━━━ GIVEN DATA ━━━

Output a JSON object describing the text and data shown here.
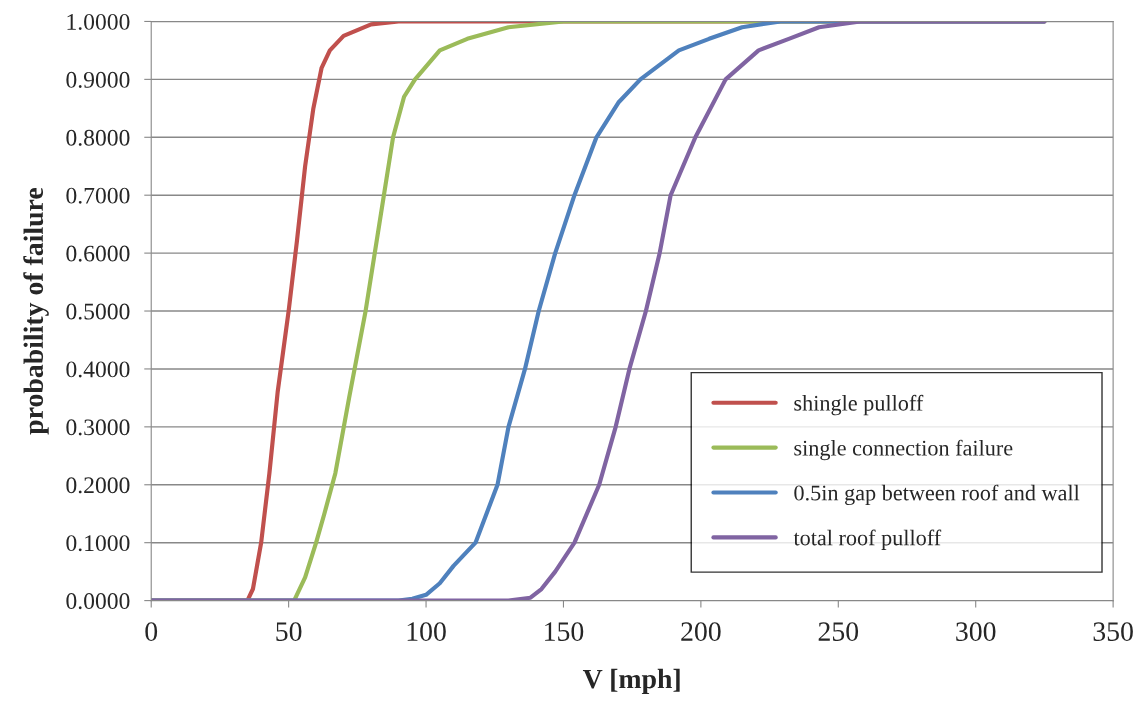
{
  "chart_data": {
    "type": "line",
    "xlabel": "V [mph]",
    "ylabel": "probability of failure",
    "xlim": [
      0,
      350
    ],
    "xticks": [
      0,
      50,
      100,
      150,
      200,
      250,
      300,
      350
    ],
    "ylim": [
      0,
      1
    ],
    "yticks": [
      {
        "value": 0,
        "label": "0.0000"
      },
      {
        "value": 0.1,
        "label": "0.1000"
      },
      {
        "value": 0.2,
        "label": "0.2000"
      },
      {
        "value": 0.3,
        "label": "0.3000"
      },
      {
        "value": 0.4,
        "label": "0.4000"
      },
      {
        "value": 0.5,
        "label": "0.5000"
      },
      {
        "value": 0.6,
        "label": "0.6000"
      },
      {
        "value": 0.7,
        "label": "0.7000"
      },
      {
        "value": 0.8,
        "label": "0.8000"
      },
      {
        "value": 0.9,
        "label": "0.9000"
      },
      {
        "value": 1,
        "label": "1.0000"
      }
    ],
    "grid": "y",
    "legend": "bottom right",
    "marker": "none",
    "line_style": "solid",
    "series": [
      {
        "name": "shingle pulloff",
        "color": "#c0504d",
        "x": [
          0,
          35,
          37,
          40,
          43,
          46,
          50,
          53,
          56,
          59,
          62,
          65,
          70,
          80,
          90,
          325
        ],
        "values": [
          0,
          0,
          0.02,
          0.1,
          0.22,
          0.36,
          0.5,
          0.62,
          0.75,
          0.85,
          0.92,
          0.95,
          0.975,
          0.995,
          1.0,
          1.0
        ]
      },
      {
        "name": "single connection failure",
        "color": "#9bbb59",
        "x": [
          0,
          52,
          56,
          60,
          63,
          67,
          72,
          78,
          83,
          88,
          92,
          96,
          105,
          115,
          130,
          150,
          325
        ],
        "values": [
          0,
          0,
          0.04,
          0.1,
          0.15,
          0.22,
          0.35,
          0.5,
          0.65,
          0.8,
          0.87,
          0.9,
          0.95,
          0.97,
          0.99,
          1.0,
          1.0
        ]
      },
      {
        "name": "0.5in gap between roof and wall",
        "color": "#4f81bd",
        "x": [
          0,
          90,
          95,
          100,
          105,
          110,
          118,
          126,
          130,
          136,
          141,
          147,
          154,
          162,
          170,
          178,
          192,
          203,
          215,
          229,
          325
        ],
        "values": [
          0,
          0,
          0.003,
          0.01,
          0.03,
          0.06,
          0.1,
          0.2,
          0.3,
          0.4,
          0.5,
          0.6,
          0.7,
          0.8,
          0.86,
          0.9,
          0.95,
          0.97,
          0.99,
          1.0,
          1.0
        ]
      },
      {
        "name": "total roof pulloff",
        "color": "#8064a2",
        "x": [
          0,
          130,
          138,
          142,
          147,
          154,
          163,
          169,
          174,
          180,
          185,
          189,
          198,
          209,
          221,
          232,
          243,
          258,
          325
        ],
        "values": [
          0,
          0,
          0.005,
          0.02,
          0.05,
          0.1,
          0.2,
          0.3,
          0.4,
          0.5,
          0.6,
          0.7,
          0.8,
          0.9,
          0.95,
          0.97,
          0.99,
          1.0,
          1.0
        ]
      }
    ]
  }
}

━━━

▶ **JOB**: Can you retype every record above exactly, leaving out the pictures?

▶ **EXERCISE RESPONSE**:
Output a JSON object describing the text and data shown here.
{
  "chart_data": {
    "type": "line",
    "xlabel": "V [mph]",
    "ylabel": "probability of failure",
    "xlim": [
      0,
      350
    ],
    "xticks": [
      0,
      50,
      100,
      150,
      200,
      250,
      300,
      350
    ],
    "ylim": [
      0,
      1
    ],
    "yticks": [
      {
        "value": 0,
        "label": "0.0000"
      },
      {
        "value": 0.1,
        "label": "0.1000"
      },
      {
        "value": 0.2,
        "label": "0.2000"
      },
      {
        "value": 0.3,
        "label": "0.3000"
      },
      {
        "value": 0.4,
        "label": "0.4000"
      },
      {
        "value": 0.5,
        "label": "0.5000"
      },
      {
        "value": 0.6,
        "label": "0.6000"
      },
      {
        "value": 0.7,
        "label": "0.7000"
      },
      {
        "value": 0.8,
        "label": "0.8000"
      },
      {
        "value": 0.9,
        "label": "0.9000"
      },
      {
        "value": 1,
        "label": "1.0000"
      }
    ],
    "grid": "y",
    "legend": "bottom right",
    "marker": "none",
    "line_style": "solid",
    "series": [
      {
        "name": "shingle pulloff",
        "color": "#c0504d",
        "x": [
          0,
          35,
          37,
          40,
          43,
          46,
          50,
          53,
          56,
          59,
          62,
          65,
          70,
          80,
          90,
          325
        ],
        "values": [
          0,
          0,
          0.02,
          0.1,
          0.22,
          0.36,
          0.5,
          0.62,
          0.75,
          0.85,
          0.92,
          0.95,
          0.975,
          0.995,
          1.0,
          1.0
        ]
      },
      {
        "name": "single connection failure",
        "color": "#9bbb59",
        "x": [
          0,
          52,
          56,
          60,
          63,
          67,
          72,
          78,
          83,
          88,
          92,
          96,
          105,
          115,
          130,
          150,
          325
        ],
        "values": [
          0,
          0,
          0.04,
          0.1,
          0.15,
          0.22,
          0.35,
          0.5,
          0.65,
          0.8,
          0.87,
          0.9,
          0.95,
          0.97,
          0.99,
          1.0,
          1.0
        ]
      },
      {
        "name": "0.5in gap between roof and wall",
        "color": "#4f81bd",
        "x": [
          0,
          90,
          95,
          100,
          105,
          110,
          118,
          126,
          130,
          136,
          141,
          147,
          154,
          162,
          170,
          178,
          192,
          203,
          215,
          229,
          325
        ],
        "values": [
          0,
          0,
          0.003,
          0.01,
          0.03,
          0.06,
          0.1,
          0.2,
          0.3,
          0.4,
          0.5,
          0.6,
          0.7,
          0.8,
          0.86,
          0.9,
          0.95,
          0.97,
          0.99,
          1.0,
          1.0
        ]
      },
      {
        "name": "total roof pulloff",
        "color": "#8064a2",
        "x": [
          0,
          130,
          138,
          142,
          147,
          154,
          163,
          169,
          174,
          180,
          185,
          189,
          198,
          209,
          221,
          232,
          243,
          258,
          325
        ],
        "values": [
          0,
          0,
          0.005,
          0.02,
          0.05,
          0.1,
          0.2,
          0.3,
          0.4,
          0.5,
          0.6,
          0.7,
          0.8,
          0.9,
          0.95,
          0.97,
          0.99,
          1.0,
          1.0
        ]
      }
    ]
  }
}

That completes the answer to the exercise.